_PROBLEM TO WORK ON_: Where a line in the listing below contains the word "tree", copy that line.

[Collected data]

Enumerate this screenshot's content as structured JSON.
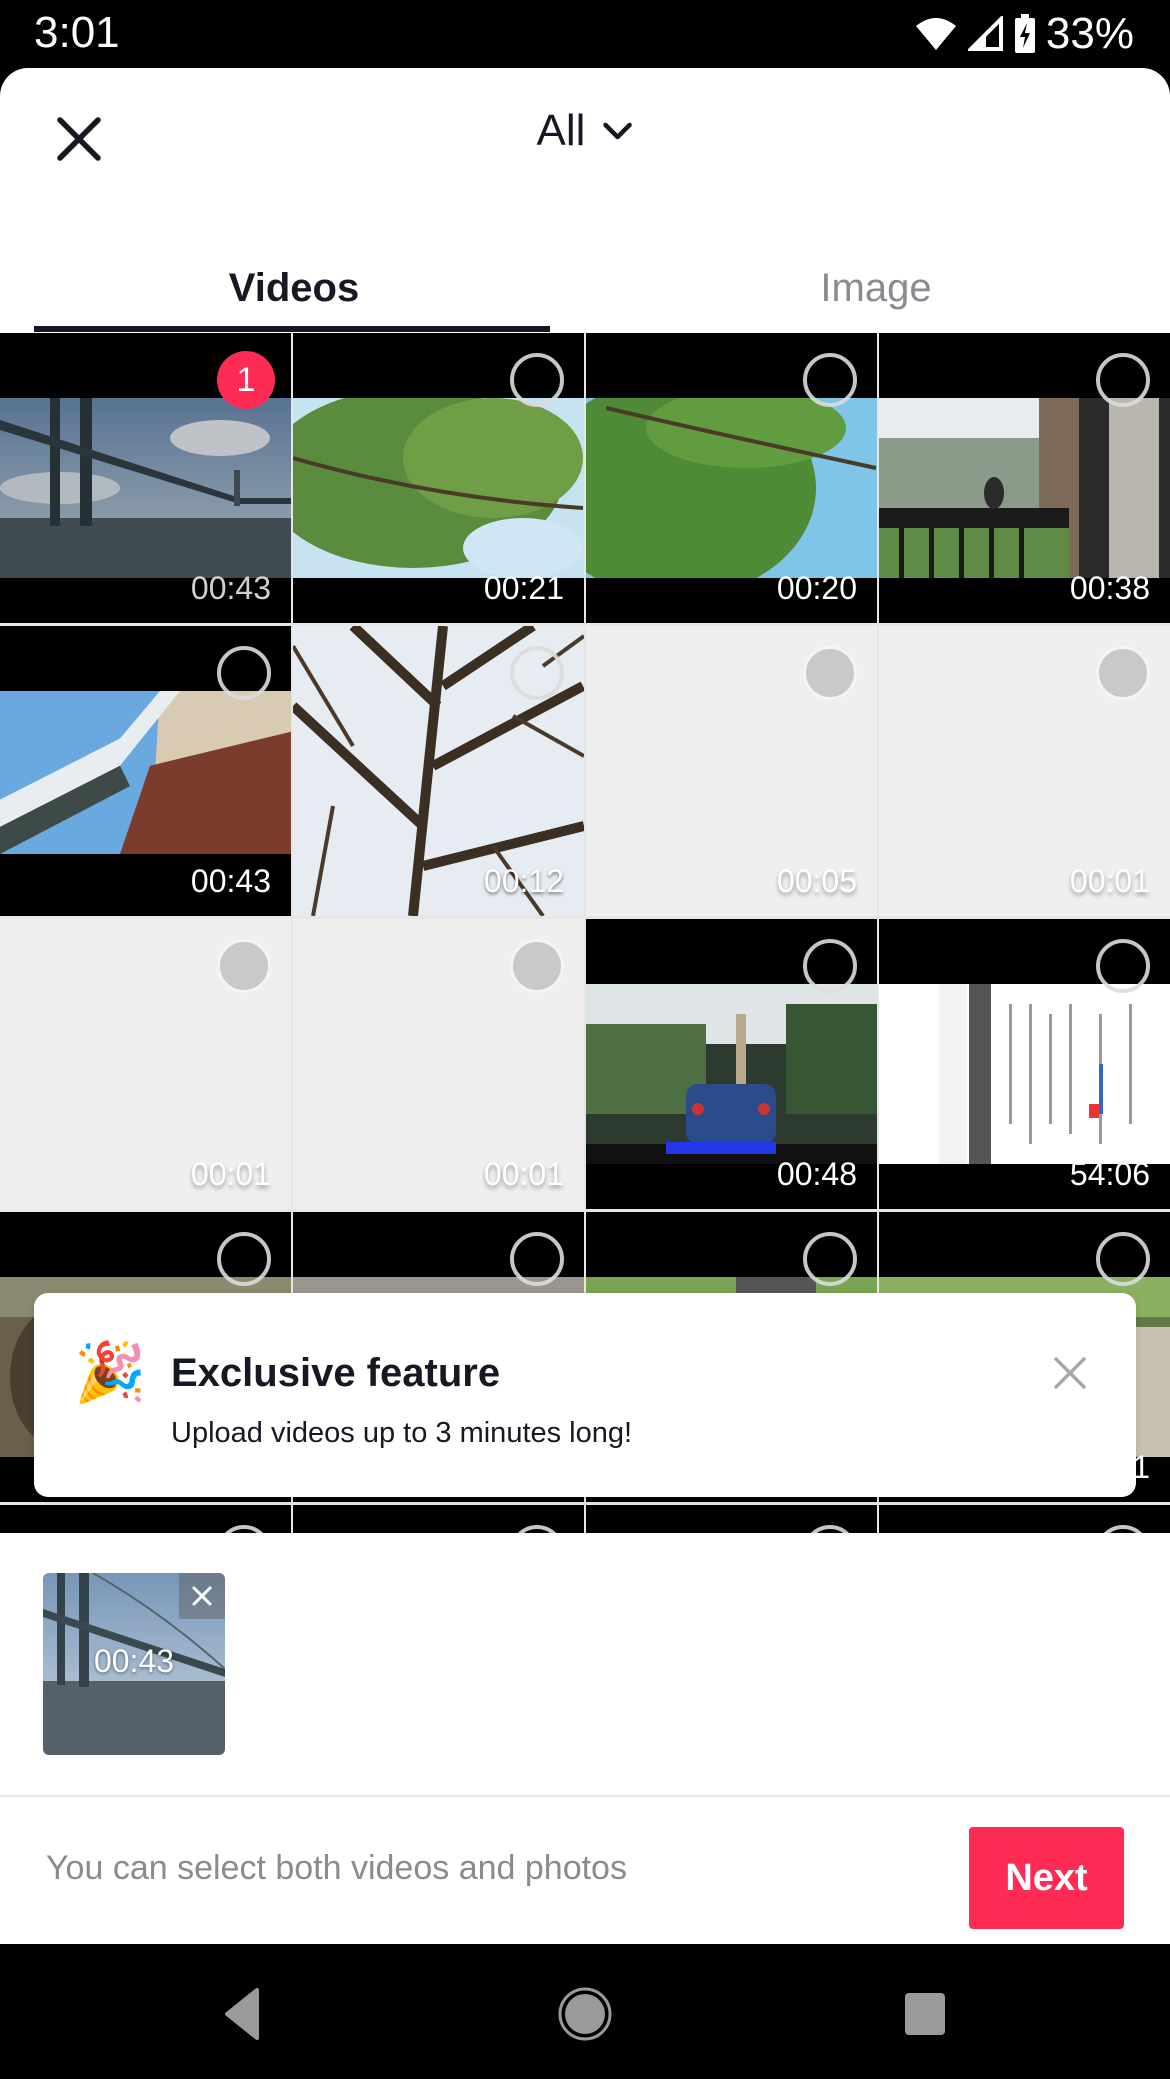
{
  "status_bar": {
    "time": "3:01",
    "battery_percent": "33%",
    "icons": [
      "wifi-icon",
      "cell-signal-icon",
      "battery-charging-icon"
    ]
  },
  "header": {
    "close_icon": "close-icon",
    "album_label": "All",
    "album_chevron": "chevron-down-icon"
  },
  "tabs": [
    {
      "label": "Videos",
      "active": true
    },
    {
      "label": "Image",
      "active": false
    }
  ],
  "grid": {
    "items": [
      {
        "duration": "00:43",
        "selected": true,
        "selection_index": "1",
        "thumb": "bridge",
        "loaded": true
      },
      {
        "duration": "00:21",
        "selected": false,
        "thumb": "tree-green",
        "loaded": true
      },
      {
        "duration": "00:20",
        "selected": false,
        "thumb": "tree-green-sky",
        "loaded": true
      },
      {
        "duration": "00:38",
        "selected": false,
        "thumb": "balcony-bird",
        "loaded": true
      },
      {
        "duration": "00:43",
        "selected": false,
        "thumb": "roof-brick",
        "loaded": true
      },
      {
        "duration": "00:12",
        "selected": false,
        "thumb": "bare-tree",
        "loaded": true
      },
      {
        "duration": "00:05",
        "selected": false,
        "thumb": "",
        "loaded": false
      },
      {
        "duration": "00:01",
        "selected": false,
        "thumb": "",
        "loaded": false
      },
      {
        "duration": "00:01",
        "selected": false,
        "thumb": "",
        "loaded": false
      },
      {
        "duration": "00:01",
        "selected": false,
        "thumb": "",
        "loaded": false
      },
      {
        "duration": "00:48",
        "selected": false,
        "thumb": "car-rain",
        "loaded": true
      },
      {
        "duration": "54:06",
        "selected": false,
        "thumb": "screen-recording",
        "loaded": true
      },
      {
        "duration": "",
        "selected": false,
        "thumb": "outdoor-1",
        "loaded": true
      },
      {
        "duration": "",
        "selected": false,
        "thumb": "outdoor-2",
        "loaded": true
      },
      {
        "duration": "",
        "selected": false,
        "thumb": "outdoor-3",
        "loaded": true
      },
      {
        "duration": "1",
        "selected": false,
        "thumb": "outdoor-4",
        "loaded": true
      },
      {
        "duration": "",
        "selected": false,
        "thumb": "",
        "loaded": true
      },
      {
        "duration": "",
        "selected": false,
        "thumb": "",
        "loaded": true
      },
      {
        "duration": "",
        "selected": false,
        "thumb": "",
        "loaded": true
      },
      {
        "duration": "",
        "selected": false,
        "thumb": "",
        "loaded": true
      }
    ]
  },
  "banner": {
    "emoji": "🎉",
    "title": "Exclusive feature",
    "text": "Upload videos up to 3 minutes long!",
    "close_icon": "close-icon"
  },
  "tray": {
    "items": [
      {
        "duration": "00:43",
        "thumb": "bridge"
      }
    ]
  },
  "footer": {
    "hint": "You can select both videos and photos",
    "next_label": "Next"
  },
  "colors": {
    "accent": "#fe2c55",
    "text_primary": "#161823",
    "text_secondary": "#8a8b91"
  },
  "nav_bar": {
    "buttons": [
      "back-icon",
      "home-icon",
      "recents-icon"
    ]
  }
}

_EXERCISE RESULT_:
        "thumb": "tree-green",
        "thumb": "tree-green-sky",
        "thumb": "bare-tree",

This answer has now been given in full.